▶ Records supplied
══════════════════════════════
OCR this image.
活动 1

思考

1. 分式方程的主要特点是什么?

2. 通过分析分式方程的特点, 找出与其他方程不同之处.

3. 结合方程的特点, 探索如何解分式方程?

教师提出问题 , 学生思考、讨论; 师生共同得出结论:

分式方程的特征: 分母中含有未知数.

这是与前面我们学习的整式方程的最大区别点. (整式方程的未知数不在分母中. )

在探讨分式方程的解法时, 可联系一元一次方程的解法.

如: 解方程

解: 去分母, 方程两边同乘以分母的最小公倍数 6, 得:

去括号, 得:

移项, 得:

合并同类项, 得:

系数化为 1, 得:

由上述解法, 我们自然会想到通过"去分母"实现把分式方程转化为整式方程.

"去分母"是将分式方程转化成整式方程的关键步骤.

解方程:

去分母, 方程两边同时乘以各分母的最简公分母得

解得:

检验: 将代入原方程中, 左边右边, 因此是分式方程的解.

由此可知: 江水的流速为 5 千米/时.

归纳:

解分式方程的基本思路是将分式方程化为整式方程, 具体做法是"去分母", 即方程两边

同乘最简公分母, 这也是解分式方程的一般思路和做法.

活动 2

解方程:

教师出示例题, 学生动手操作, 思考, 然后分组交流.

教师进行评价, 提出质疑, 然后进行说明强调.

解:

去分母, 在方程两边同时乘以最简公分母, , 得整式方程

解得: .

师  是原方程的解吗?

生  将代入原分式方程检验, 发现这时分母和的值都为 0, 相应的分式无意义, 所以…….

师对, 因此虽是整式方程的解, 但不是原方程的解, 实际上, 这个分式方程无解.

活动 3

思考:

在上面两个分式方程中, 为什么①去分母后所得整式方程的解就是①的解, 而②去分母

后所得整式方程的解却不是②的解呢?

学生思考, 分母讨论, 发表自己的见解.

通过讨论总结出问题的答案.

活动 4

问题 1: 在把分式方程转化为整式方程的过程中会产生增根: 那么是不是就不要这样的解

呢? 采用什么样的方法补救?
══════════════════════════════
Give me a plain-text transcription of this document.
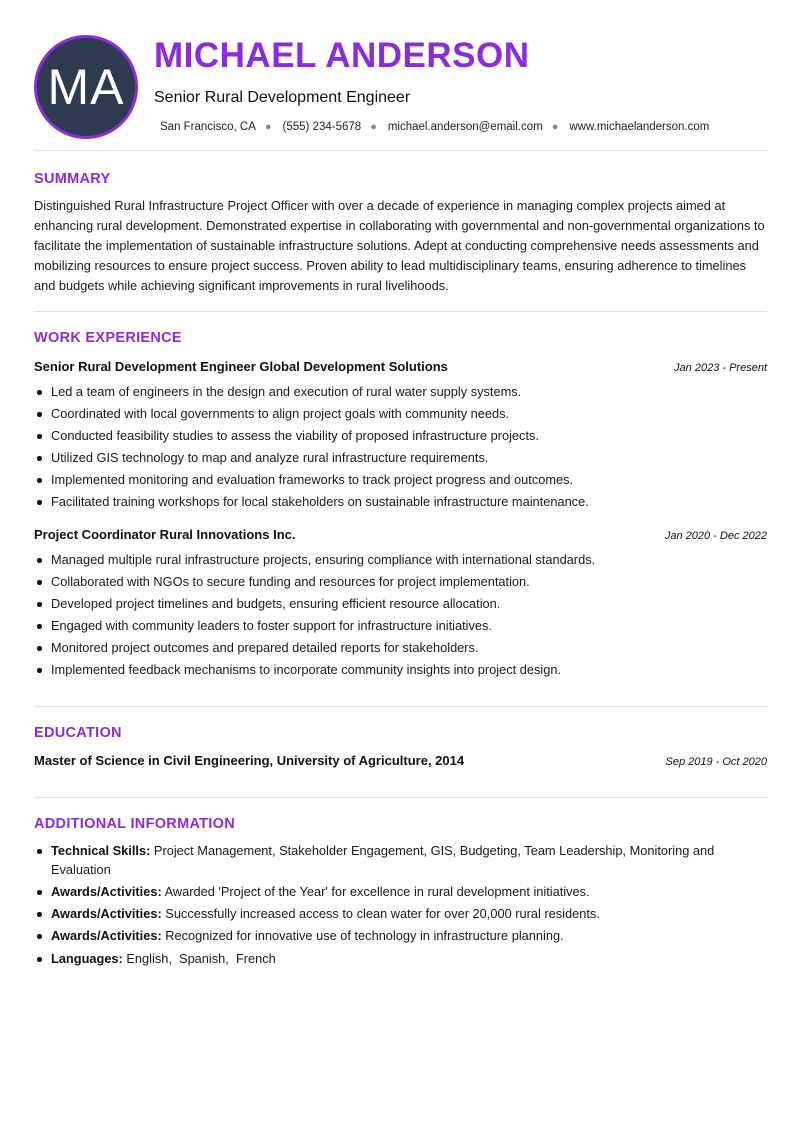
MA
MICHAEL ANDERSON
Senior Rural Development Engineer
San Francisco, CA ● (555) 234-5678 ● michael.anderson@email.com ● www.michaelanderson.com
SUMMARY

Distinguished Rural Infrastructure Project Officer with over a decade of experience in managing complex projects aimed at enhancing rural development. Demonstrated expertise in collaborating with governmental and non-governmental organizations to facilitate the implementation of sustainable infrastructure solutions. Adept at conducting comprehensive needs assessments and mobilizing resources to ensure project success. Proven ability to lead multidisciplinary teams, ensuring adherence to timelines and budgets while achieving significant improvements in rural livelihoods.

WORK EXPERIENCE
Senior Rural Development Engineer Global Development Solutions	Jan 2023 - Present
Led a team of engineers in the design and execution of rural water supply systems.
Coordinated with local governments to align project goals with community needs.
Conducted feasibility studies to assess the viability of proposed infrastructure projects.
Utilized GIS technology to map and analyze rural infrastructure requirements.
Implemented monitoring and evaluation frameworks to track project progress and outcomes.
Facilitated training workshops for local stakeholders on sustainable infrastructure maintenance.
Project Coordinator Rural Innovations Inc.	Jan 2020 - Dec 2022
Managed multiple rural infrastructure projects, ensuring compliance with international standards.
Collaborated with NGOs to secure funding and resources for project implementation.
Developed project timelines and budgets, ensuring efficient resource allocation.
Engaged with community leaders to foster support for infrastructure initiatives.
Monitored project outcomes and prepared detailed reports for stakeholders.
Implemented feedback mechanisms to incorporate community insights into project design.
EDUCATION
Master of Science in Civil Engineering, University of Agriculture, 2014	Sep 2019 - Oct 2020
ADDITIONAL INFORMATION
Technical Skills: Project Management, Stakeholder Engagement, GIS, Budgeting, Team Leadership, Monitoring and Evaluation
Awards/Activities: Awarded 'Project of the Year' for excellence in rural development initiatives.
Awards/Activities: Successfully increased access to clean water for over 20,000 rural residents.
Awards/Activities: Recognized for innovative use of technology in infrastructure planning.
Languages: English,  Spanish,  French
══════════════════════════════
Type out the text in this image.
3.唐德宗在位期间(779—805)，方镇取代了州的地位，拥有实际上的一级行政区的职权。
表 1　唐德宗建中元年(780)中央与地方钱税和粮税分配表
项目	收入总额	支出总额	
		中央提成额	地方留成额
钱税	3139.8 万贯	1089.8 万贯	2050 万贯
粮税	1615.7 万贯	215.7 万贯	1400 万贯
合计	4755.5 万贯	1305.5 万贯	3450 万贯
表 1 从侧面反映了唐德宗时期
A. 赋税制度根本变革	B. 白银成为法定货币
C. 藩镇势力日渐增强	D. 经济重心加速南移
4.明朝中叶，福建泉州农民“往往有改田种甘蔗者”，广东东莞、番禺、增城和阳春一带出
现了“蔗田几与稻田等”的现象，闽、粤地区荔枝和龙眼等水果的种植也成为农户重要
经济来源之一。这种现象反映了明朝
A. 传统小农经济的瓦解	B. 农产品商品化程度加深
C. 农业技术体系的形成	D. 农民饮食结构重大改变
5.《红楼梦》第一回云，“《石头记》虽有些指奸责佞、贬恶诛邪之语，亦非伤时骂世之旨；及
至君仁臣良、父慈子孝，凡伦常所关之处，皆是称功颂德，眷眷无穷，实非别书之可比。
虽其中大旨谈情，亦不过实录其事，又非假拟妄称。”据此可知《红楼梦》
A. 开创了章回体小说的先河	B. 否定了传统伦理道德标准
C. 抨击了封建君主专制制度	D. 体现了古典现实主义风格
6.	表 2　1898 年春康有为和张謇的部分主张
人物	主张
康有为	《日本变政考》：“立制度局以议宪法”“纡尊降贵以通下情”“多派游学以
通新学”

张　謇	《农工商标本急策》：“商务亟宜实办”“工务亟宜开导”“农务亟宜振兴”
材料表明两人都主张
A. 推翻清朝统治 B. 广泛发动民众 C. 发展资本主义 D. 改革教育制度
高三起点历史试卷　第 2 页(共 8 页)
══════════════════════════════
▶ Task instructions
List every line in the records above that contains the word "local".

▶ Answer in full
Coordinated with local governments to align project goals with community needs.
Facilitated training workshops for local stakeholders on sustainable infrastructure maintenance.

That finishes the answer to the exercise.